--- BEGIN Source records ---

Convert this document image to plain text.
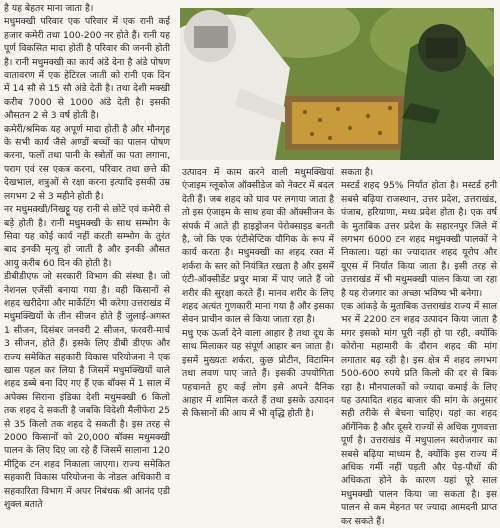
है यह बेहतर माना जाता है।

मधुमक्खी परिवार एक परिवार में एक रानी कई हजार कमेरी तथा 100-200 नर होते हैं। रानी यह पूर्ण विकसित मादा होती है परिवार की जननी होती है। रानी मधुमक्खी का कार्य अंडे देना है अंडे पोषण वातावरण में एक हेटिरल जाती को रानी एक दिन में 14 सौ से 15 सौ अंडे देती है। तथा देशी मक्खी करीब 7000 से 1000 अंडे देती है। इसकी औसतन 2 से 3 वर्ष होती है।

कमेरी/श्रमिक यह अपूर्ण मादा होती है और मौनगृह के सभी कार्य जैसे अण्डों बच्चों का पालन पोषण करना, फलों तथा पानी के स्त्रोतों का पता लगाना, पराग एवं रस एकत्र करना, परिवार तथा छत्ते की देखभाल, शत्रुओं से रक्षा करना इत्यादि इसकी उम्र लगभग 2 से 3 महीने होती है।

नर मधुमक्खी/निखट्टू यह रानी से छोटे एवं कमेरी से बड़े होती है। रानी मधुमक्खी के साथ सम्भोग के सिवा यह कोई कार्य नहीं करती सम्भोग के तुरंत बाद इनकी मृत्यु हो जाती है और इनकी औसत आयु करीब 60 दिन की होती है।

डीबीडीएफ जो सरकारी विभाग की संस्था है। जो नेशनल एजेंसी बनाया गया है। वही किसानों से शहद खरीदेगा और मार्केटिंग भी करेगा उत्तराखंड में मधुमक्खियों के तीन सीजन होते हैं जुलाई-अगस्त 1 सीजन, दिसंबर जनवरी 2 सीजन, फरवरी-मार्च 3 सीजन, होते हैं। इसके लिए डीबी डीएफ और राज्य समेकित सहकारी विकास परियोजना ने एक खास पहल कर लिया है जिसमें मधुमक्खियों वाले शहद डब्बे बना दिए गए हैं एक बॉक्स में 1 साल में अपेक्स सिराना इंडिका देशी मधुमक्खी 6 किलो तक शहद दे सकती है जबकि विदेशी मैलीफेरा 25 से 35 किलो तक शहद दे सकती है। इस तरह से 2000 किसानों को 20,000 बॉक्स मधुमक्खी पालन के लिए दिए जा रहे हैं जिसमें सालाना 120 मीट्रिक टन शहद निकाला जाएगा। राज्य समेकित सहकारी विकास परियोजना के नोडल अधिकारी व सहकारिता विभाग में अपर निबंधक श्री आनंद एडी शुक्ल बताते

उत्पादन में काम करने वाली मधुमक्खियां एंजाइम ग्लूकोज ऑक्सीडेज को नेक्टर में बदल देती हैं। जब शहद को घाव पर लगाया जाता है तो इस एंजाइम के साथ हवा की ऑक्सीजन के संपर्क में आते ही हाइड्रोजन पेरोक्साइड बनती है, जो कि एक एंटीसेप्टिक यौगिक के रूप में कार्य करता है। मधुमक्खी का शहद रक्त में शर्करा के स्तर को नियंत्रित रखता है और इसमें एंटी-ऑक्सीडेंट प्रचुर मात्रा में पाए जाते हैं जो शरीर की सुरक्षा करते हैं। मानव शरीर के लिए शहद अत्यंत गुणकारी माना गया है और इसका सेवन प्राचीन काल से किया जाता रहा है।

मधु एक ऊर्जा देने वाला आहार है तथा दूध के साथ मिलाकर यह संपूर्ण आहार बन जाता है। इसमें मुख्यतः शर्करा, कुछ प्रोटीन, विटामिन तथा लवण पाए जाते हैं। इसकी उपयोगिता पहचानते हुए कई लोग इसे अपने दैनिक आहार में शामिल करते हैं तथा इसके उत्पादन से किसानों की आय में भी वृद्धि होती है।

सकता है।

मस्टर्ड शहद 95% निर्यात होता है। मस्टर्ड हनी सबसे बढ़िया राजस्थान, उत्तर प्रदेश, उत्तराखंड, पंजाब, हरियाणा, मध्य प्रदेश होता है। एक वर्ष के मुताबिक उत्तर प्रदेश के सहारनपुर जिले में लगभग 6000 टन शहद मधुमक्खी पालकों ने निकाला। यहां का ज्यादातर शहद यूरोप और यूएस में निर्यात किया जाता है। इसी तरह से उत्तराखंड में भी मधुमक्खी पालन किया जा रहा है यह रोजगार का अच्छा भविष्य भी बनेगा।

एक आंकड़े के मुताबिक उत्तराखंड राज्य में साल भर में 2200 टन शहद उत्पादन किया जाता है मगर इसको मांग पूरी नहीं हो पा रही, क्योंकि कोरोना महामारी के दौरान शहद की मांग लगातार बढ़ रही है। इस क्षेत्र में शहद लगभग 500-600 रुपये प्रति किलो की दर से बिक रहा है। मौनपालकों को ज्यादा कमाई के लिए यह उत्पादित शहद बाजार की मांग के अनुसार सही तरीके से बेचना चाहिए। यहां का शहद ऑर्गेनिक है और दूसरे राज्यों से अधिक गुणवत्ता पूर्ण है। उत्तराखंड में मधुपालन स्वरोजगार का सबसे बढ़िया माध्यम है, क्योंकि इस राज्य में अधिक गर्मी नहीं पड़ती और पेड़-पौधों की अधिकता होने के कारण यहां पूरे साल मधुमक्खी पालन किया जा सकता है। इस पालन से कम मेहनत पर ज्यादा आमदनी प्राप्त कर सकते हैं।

--- END Source records ---
--- BEGIN Source records ---

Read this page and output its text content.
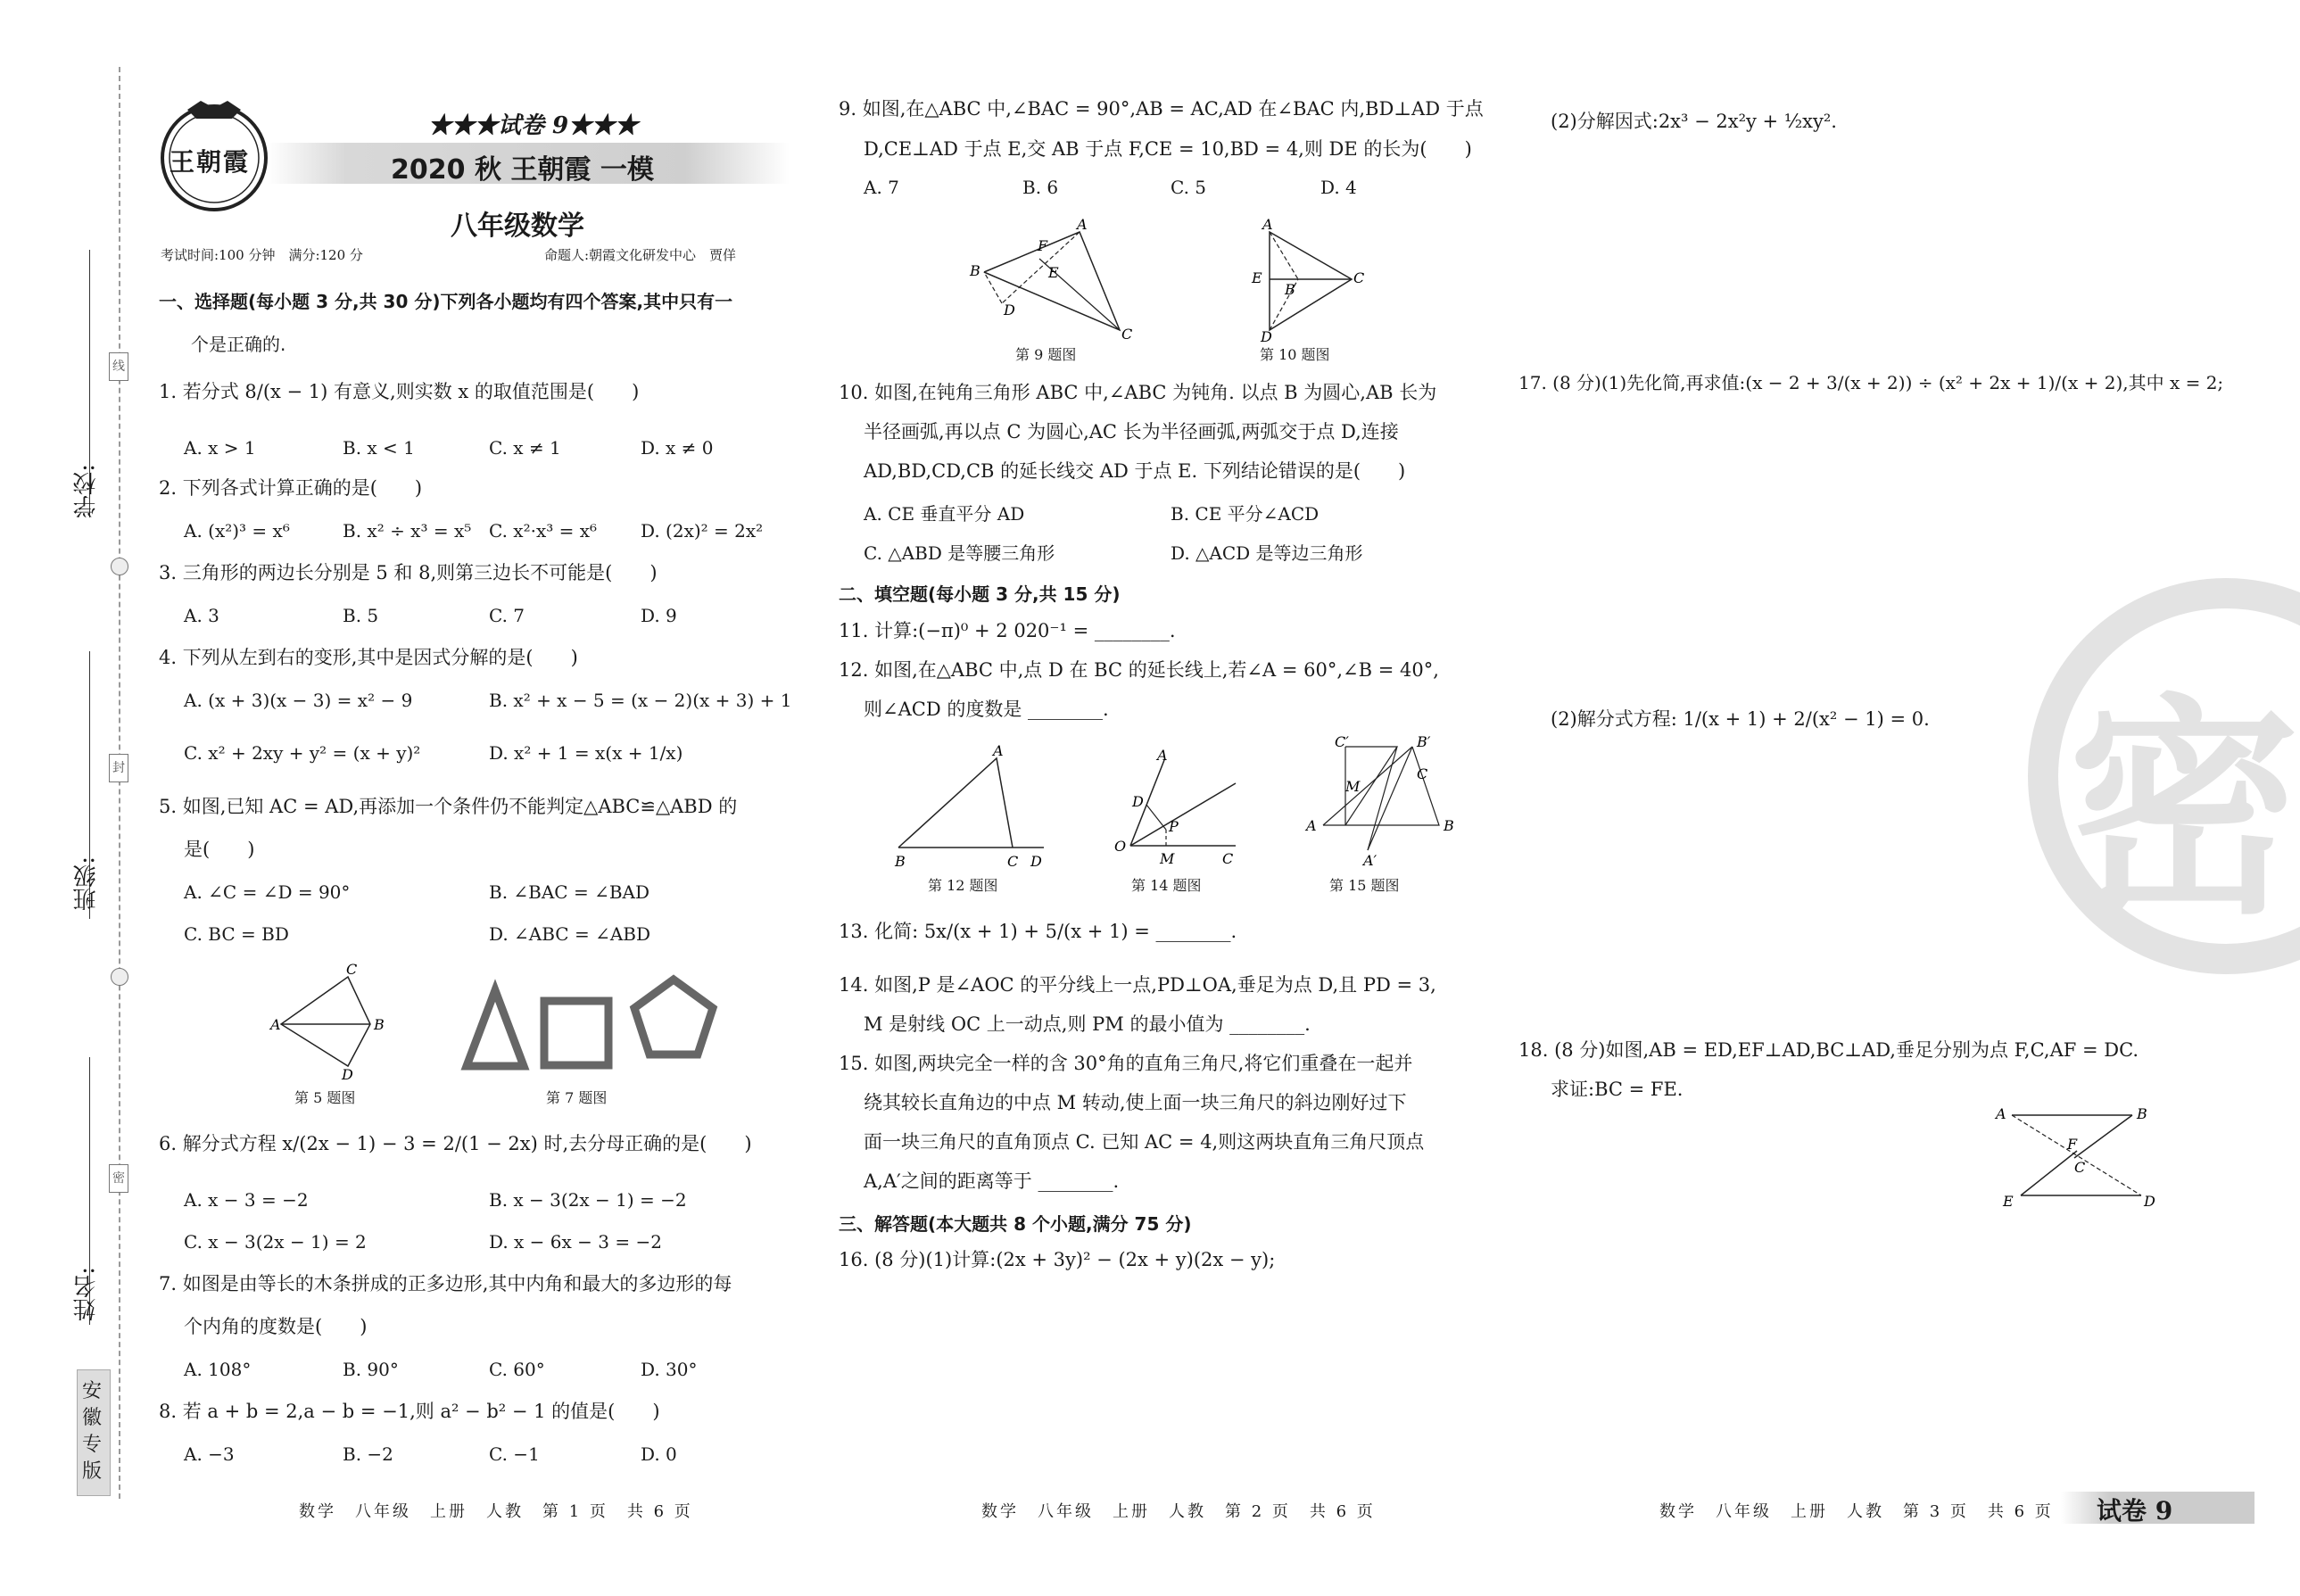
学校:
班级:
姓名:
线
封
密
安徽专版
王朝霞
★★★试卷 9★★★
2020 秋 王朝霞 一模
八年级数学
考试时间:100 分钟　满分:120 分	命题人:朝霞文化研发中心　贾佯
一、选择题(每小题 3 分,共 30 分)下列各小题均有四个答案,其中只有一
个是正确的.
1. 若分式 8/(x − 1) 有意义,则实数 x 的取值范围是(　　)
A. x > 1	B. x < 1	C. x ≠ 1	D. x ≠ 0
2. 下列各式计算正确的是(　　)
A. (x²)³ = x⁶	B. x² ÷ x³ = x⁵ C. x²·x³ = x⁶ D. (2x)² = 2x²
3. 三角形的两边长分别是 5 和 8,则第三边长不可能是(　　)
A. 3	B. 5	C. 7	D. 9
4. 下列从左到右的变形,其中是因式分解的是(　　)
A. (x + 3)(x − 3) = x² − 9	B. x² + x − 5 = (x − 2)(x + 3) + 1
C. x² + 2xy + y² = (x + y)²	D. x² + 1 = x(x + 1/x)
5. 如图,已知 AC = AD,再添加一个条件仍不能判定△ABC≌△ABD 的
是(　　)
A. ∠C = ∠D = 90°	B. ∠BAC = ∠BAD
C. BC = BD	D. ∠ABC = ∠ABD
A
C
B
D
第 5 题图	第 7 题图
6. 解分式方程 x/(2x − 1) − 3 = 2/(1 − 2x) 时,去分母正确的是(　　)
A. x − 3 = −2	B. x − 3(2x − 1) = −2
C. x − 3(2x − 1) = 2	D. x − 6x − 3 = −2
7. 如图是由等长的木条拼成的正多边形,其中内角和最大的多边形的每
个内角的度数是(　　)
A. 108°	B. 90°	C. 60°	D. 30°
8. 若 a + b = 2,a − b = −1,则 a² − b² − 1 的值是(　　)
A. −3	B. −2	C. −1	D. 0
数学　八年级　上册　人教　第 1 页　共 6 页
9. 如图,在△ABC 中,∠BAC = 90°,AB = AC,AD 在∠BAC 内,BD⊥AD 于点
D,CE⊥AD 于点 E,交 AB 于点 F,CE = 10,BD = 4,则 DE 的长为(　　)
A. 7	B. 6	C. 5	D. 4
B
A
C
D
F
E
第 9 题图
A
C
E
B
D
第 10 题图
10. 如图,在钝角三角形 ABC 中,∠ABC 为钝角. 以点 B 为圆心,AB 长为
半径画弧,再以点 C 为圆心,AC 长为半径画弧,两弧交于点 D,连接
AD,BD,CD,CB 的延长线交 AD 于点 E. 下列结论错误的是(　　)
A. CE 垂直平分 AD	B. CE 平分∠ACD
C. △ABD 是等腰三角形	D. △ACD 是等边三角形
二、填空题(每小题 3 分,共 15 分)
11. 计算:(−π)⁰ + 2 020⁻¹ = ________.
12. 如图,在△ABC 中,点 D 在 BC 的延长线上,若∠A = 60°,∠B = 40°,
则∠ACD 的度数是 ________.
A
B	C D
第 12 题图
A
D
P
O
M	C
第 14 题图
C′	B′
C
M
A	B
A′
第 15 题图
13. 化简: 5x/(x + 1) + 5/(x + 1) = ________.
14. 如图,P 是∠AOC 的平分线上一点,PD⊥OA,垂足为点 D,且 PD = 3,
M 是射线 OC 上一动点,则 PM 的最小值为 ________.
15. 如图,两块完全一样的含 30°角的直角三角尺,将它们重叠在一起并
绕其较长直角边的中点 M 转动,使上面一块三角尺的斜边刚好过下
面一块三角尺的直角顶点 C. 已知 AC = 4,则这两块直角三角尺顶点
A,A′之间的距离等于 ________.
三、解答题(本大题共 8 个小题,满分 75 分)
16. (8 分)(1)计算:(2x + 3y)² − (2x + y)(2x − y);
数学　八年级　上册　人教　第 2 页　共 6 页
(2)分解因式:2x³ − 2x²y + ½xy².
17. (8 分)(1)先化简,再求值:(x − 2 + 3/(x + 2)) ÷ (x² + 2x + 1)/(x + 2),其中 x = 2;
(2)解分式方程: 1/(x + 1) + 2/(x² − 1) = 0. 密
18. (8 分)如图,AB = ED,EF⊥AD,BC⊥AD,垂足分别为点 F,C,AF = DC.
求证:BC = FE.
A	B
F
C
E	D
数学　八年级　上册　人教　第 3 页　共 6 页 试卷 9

--- END Source records ---

Isolate the lines that hold the word "this" and copy all of them.

Convert this document image to plain text.
Read this page and output its text content.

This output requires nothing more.